Request:
Write the number of lines holding the word "details", and nothing else.

Supplied material:
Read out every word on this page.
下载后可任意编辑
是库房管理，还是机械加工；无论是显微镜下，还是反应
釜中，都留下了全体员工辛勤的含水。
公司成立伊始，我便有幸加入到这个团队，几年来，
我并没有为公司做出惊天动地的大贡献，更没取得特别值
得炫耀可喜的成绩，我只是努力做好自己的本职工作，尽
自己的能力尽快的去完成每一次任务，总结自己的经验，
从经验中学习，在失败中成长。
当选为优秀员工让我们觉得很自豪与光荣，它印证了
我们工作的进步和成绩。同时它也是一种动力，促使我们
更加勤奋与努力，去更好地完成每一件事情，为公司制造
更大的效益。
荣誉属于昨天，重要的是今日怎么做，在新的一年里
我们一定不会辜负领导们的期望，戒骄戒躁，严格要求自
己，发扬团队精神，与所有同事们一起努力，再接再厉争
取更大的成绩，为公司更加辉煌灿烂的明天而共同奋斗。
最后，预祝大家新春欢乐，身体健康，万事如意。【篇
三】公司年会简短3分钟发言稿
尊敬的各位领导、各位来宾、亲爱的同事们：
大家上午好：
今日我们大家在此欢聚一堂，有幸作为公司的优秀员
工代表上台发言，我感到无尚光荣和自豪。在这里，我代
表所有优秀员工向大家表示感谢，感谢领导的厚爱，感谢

==

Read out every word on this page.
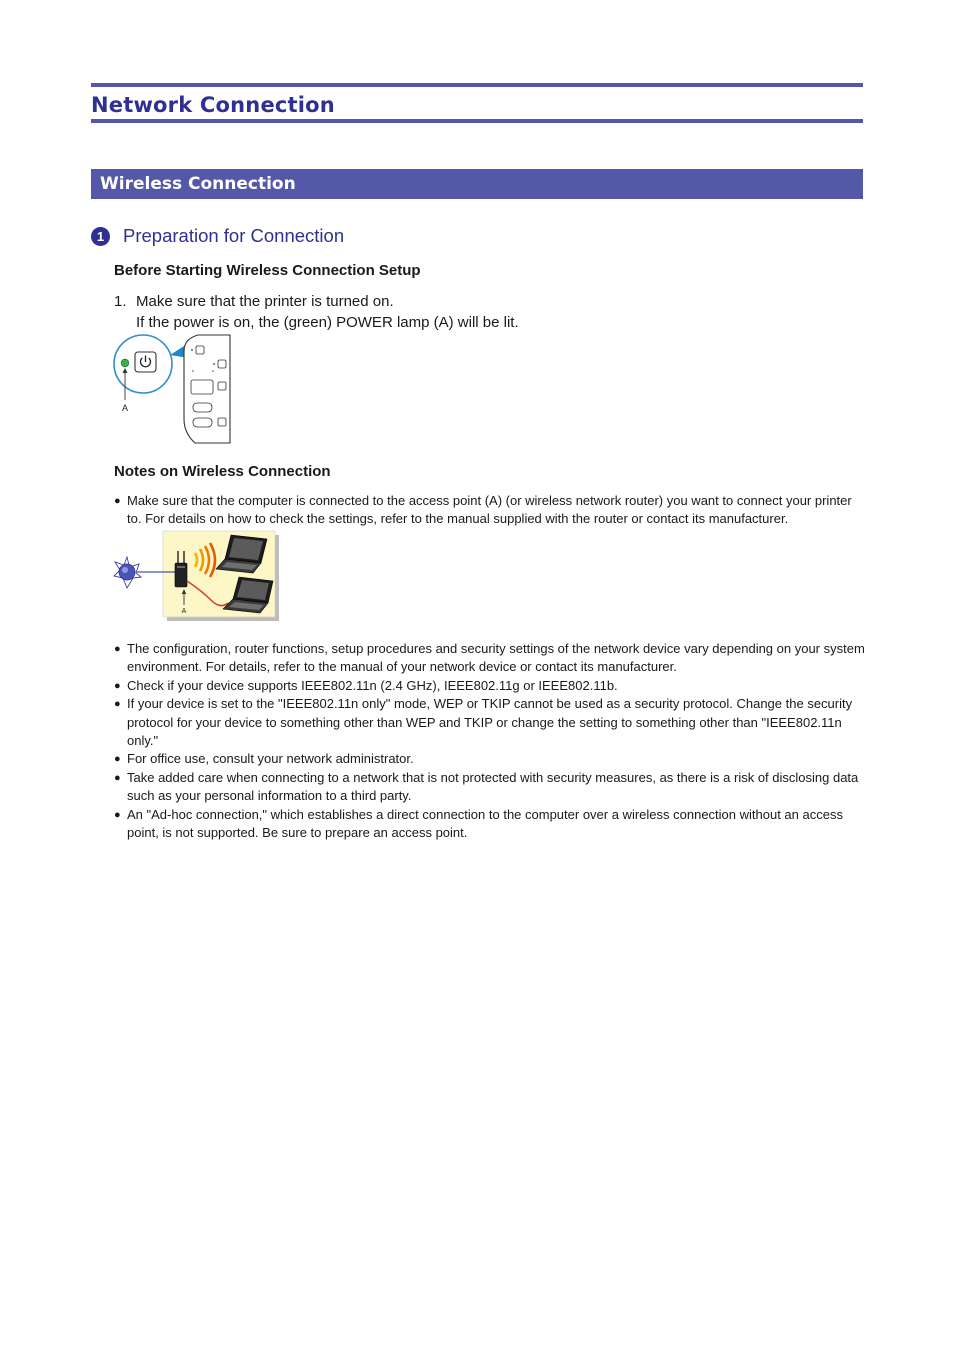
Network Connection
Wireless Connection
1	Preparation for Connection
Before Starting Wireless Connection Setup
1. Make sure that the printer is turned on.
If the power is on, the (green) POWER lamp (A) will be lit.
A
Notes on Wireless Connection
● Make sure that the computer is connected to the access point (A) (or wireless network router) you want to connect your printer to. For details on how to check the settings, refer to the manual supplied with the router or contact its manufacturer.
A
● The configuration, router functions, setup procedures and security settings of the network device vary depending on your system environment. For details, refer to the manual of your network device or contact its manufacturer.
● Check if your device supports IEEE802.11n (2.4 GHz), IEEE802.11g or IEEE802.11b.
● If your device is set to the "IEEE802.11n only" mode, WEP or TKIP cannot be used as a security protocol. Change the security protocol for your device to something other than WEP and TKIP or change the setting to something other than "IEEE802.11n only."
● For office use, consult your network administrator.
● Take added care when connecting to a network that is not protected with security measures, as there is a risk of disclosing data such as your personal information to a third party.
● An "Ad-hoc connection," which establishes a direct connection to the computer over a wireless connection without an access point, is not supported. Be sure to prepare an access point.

Output of the exercise:
2